- **Tujuan Tugas**: Salin persis bagian teks tentang anggaran kemiskinan di bawah, mulai dari "Direktur Institute Development" sampai "Rp 106,8 triliun.".

- **Teks Bacaan**:
▶
Pertumbuhan ekonomi Indonesia naik 6,3 persen. Namun, kenaikan itu tidak sebanding karena anggaran kemiskinan setiap tahun meningkat, tetapi jumlah orang miskin tidak turun signifikan.
Direktur Institute Development Economics and Finance (Indef) Enny Sri Hartati menilai, anggaran kemiskinan Indonesia 2011 sebesar Rp 93,8 triliun dengan penduduk orang miskin 29,89 juta. Dengan anggaran tersebut, angka kemiskinan hanya turun 3,67 persen.
Adapun di 2012, anggaran kemiskinan Rp 99,2 triliun dengan jumlah orang miskin 28,59 juta dan penurunan angka kemiskinan 4,35 persen. Sedangkan anggaran kemiskinan untuk 2013 sebesar Rp 106,8 triliun.
◀
- **Catatan yang Diberikan**:
▶
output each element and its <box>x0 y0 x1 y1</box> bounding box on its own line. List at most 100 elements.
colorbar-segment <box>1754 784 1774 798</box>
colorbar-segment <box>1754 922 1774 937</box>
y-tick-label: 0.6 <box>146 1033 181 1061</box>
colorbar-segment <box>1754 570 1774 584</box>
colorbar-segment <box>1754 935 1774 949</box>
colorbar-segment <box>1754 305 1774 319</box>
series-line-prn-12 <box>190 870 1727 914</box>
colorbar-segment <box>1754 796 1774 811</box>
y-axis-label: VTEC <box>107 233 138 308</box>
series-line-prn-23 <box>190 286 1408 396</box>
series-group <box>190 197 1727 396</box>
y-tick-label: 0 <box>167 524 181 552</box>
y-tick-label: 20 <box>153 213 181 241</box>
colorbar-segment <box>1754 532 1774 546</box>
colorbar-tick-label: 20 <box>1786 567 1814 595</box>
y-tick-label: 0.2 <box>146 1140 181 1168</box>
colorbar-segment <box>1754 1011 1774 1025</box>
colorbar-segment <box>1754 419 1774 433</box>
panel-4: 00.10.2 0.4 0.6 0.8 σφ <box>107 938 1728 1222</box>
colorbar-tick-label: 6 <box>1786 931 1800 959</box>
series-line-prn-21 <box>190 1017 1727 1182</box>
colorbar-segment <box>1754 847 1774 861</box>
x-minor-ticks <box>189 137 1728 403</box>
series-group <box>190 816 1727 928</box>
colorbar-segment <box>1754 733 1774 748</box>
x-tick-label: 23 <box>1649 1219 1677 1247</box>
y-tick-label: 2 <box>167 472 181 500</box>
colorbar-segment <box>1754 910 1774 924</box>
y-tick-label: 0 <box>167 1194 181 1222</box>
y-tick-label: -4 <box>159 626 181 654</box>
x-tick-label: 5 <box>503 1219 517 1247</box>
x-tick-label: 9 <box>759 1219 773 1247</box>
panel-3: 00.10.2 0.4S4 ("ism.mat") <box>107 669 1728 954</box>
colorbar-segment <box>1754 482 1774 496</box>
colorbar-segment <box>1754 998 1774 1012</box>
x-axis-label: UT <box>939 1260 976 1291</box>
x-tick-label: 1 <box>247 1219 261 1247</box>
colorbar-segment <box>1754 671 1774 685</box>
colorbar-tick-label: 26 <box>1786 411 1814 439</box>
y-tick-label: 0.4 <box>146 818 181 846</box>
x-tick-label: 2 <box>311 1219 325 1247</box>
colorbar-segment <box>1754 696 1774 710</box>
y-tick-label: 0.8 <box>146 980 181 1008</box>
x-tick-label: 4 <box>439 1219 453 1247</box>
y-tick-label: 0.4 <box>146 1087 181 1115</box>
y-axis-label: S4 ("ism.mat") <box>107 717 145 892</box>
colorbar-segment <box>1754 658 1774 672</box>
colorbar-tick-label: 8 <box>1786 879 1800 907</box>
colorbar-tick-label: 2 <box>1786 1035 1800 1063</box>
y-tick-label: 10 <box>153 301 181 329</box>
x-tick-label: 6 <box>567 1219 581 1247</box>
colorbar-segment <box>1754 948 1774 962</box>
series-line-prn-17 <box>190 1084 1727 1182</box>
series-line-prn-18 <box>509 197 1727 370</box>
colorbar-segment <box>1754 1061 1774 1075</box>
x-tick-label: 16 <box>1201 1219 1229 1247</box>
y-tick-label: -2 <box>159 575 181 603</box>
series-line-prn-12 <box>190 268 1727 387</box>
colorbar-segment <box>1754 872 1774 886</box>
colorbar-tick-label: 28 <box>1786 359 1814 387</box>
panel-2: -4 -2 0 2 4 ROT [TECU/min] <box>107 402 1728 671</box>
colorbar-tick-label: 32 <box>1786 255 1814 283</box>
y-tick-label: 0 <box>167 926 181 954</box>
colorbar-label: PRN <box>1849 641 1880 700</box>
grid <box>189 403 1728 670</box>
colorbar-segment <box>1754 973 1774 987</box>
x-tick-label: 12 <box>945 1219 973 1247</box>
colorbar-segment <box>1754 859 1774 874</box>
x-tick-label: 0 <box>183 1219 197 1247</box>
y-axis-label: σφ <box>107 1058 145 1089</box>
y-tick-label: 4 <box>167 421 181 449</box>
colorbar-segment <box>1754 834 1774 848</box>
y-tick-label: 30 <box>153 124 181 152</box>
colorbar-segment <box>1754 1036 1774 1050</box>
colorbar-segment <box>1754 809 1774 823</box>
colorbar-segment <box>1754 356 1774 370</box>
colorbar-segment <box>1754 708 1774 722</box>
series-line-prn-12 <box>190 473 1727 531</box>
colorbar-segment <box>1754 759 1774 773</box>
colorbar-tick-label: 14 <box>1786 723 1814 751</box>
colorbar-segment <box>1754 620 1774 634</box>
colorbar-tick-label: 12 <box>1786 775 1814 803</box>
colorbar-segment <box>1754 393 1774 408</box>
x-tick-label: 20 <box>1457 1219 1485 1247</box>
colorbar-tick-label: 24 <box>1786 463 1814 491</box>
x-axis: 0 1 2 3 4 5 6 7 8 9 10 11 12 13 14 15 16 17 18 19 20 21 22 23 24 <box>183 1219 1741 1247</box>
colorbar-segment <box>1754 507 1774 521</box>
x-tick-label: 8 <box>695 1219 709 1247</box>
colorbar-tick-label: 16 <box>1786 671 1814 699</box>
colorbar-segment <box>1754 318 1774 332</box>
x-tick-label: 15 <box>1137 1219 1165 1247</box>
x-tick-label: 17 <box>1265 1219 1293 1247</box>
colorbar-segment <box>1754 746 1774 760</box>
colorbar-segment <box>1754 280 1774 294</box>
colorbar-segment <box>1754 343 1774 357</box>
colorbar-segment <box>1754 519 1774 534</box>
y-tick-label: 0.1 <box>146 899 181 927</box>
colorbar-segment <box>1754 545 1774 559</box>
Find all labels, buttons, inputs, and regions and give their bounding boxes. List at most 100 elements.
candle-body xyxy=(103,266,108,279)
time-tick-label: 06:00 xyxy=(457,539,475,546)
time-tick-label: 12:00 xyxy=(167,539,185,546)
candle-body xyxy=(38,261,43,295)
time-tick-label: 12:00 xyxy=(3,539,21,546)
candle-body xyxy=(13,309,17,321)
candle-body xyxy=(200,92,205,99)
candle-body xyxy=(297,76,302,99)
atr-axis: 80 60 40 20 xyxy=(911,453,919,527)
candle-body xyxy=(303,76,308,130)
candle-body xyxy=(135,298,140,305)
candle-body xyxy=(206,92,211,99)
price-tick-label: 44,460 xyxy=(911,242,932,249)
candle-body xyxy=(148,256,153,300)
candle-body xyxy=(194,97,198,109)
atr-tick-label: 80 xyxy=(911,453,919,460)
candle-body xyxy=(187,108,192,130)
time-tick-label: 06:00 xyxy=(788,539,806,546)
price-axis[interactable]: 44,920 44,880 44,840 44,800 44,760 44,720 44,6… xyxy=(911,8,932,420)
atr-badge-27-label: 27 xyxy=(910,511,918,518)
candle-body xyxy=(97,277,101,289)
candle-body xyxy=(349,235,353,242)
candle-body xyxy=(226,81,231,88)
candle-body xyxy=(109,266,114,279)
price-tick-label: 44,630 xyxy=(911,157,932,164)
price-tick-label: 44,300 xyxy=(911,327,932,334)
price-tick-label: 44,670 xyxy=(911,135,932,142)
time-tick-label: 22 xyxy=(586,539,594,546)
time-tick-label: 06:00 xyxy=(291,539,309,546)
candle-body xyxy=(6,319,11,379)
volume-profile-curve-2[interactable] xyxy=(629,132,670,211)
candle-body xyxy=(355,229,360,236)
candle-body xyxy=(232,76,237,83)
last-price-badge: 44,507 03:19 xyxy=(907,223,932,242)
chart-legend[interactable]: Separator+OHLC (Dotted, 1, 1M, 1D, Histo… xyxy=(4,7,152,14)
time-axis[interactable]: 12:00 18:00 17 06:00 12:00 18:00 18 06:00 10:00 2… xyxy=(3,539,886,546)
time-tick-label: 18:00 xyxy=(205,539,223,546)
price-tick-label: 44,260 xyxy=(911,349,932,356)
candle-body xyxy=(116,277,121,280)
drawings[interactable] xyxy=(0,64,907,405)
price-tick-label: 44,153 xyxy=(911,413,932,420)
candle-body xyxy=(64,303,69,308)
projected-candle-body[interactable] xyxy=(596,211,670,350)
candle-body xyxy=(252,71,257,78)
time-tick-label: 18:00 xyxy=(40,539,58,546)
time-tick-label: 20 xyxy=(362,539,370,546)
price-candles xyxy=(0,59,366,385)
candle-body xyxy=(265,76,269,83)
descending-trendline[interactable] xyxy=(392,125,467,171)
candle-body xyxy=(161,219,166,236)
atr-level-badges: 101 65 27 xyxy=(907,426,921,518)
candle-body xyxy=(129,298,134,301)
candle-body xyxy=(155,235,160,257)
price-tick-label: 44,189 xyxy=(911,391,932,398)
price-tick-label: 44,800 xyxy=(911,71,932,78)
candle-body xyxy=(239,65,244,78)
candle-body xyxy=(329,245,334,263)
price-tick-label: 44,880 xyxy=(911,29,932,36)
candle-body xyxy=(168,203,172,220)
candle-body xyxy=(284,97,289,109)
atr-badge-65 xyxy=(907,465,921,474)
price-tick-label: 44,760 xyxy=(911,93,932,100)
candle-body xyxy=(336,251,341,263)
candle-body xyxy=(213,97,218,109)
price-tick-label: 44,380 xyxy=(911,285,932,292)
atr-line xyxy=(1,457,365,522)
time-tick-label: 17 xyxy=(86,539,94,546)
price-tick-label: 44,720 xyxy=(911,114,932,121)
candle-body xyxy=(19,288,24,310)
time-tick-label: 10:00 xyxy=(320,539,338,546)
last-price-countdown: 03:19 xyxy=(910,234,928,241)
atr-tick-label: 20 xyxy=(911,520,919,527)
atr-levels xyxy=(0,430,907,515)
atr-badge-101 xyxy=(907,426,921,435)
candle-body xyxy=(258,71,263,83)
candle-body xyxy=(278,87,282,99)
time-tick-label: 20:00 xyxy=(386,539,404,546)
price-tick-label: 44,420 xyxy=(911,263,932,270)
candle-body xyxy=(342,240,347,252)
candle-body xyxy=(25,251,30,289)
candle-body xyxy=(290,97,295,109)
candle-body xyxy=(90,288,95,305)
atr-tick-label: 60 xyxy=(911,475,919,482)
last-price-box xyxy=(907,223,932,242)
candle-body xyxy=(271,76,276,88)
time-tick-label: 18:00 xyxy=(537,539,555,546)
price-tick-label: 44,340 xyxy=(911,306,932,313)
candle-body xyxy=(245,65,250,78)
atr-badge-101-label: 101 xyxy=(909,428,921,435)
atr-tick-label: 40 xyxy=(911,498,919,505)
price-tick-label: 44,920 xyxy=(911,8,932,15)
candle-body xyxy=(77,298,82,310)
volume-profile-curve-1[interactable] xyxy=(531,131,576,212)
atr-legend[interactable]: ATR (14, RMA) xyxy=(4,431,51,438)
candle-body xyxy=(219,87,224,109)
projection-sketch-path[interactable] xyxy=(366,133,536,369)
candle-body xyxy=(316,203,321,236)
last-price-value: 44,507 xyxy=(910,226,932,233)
◀
- **Jawaban Tugas**:
Direktur Institute Development Economics and Finance (Indef) Enny Sri Hartati menilai, anggaran kemiskinan Indonesia 2011 sebesar Rp 93,8 triliun dengan penduduk orang miskin 29,89 juta. Dengan anggaran tersebut, angka kemiskinan hanya turun 3,67 persen.
Adapun di 2012, anggaran kemiskinan Rp 99,2 triliun dengan jumlah orang miskin 28,59 juta dan penurunan angka kemiskinan 4,35 persen. Sedangkan anggaran kemiskinan untuk 2013 sebesar Rp 106,8 triliun.